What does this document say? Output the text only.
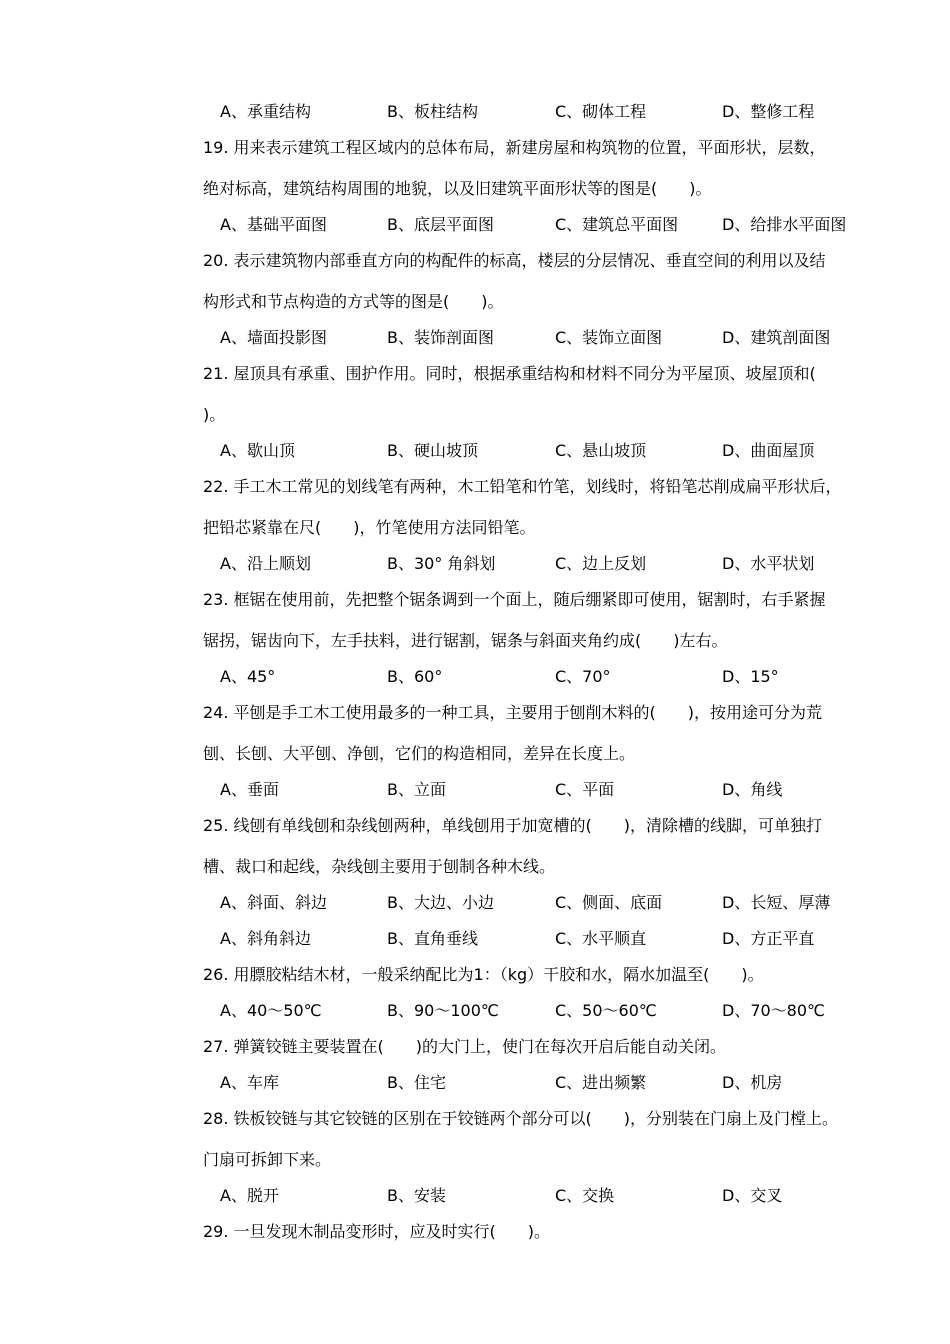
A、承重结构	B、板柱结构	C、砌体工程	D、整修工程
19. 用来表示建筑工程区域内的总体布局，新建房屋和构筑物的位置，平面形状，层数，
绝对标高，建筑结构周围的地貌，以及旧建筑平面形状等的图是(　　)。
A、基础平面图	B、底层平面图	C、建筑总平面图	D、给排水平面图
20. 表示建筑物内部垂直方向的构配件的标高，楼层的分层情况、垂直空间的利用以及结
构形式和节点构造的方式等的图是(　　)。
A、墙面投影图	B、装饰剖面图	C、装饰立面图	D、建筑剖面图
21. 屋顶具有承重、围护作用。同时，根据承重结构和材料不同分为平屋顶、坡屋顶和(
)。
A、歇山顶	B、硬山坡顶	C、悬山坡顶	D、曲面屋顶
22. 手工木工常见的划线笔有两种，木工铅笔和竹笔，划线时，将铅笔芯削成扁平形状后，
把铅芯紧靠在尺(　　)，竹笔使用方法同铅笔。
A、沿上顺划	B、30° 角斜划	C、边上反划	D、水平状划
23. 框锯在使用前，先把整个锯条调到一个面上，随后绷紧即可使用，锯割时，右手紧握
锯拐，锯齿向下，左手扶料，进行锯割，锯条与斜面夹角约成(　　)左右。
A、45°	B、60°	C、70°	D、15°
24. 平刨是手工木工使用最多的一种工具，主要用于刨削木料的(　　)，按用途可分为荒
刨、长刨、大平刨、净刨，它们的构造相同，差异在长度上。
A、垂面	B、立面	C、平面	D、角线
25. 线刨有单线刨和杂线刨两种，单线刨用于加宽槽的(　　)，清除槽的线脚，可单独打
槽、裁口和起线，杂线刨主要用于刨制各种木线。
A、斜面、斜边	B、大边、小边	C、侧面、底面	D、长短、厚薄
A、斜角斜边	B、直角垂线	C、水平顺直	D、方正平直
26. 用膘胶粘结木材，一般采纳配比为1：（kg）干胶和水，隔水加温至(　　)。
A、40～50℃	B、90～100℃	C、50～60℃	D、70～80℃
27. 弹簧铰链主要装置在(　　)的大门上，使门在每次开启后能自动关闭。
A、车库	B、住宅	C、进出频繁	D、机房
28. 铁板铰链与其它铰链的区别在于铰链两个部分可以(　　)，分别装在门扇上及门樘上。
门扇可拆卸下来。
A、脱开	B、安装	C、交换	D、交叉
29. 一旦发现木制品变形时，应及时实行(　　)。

WHAT THE TASK ASKS: Using the material above, return every line exactly as it appears, minus the pictures.

ANSWER TO THE PROBLEM:
What does this document say? Output the text only.
A、承重结构	B、板柱结构	C、砌体工程	D、整修工程
19. 用来表示建筑工程区域内的总体布局，新建房屋和构筑物的位置，平面形状，层数，
绝对标高，建筑结构周围的地貌，以及旧建筑平面形状等的图是(　　)。
A、基础平面图	B、底层平面图	C、建筑总平面图	D、给排水平面图
20. 表示建筑物内部垂直方向的构配件的标高，楼层的分层情况、垂直空间的利用以及结
构形式和节点构造的方式等的图是(　　)。
A、墙面投影图	B、装饰剖面图	C、装饰立面图	D、建筑剖面图
21. 屋顶具有承重、围护作用。同时，根据承重结构和材料不同分为平屋顶、坡屋顶和(
)。
A、歇山顶	B、硬山坡顶	C、悬山坡顶	D、曲面屋顶
22. 手工木工常见的划线笔有两种，木工铅笔和竹笔，划线时，将铅笔芯削成扁平形状后，
把铅芯紧靠在尺(　　)，竹笔使用方法同铅笔。
A、沿上顺划	B、30° 角斜划	C、边上反划	D、水平状划
23. 框锯在使用前，先把整个锯条调到一个面上，随后绷紧即可使用，锯割时，右手紧握
锯拐，锯齿向下，左手扶料，进行锯割，锯条与斜面夹角约成(　　)左右。
A、45°	B、60°	C、70°	D、15°
24. 平刨是手工木工使用最多的一种工具，主要用于刨削木料的(　　)，按用途可分为荒
刨、长刨、大平刨、净刨，它们的构造相同，差异在长度上。
A、垂面	B、立面	C、平面	D、角线
25. 线刨有单线刨和杂线刨两种，单线刨用于加宽槽的(　　)，清除槽的线脚，可单独打
槽、裁口和起线，杂线刨主要用于刨制各种木线。
A、斜面、斜边	B、大边、小边	C、侧面、底面	D、长短、厚薄
A、斜角斜边	B、直角垂线	C、水平顺直	D、方正平直
26. 用膘胶粘结木材，一般采纳配比为1：（kg）干胶和水，隔水加温至(　　)。
A、40～50℃	B、90～100℃	C、50～60℃	D、70～80℃
27. 弹簧铰链主要装置在(　　)的大门上，使门在每次开启后能自动关闭。
A、车库	B、住宅	C、进出频繁	D、机房
28. 铁板铰链与其它铰链的区别在于铰链两个部分可以(　　)，分别装在门扇上及门樘上。
门扇可拆卸下来。
A、脱开	B、安装	C、交换	D、交叉
29. 一旦发现木制品变形时，应及时实行(　　)。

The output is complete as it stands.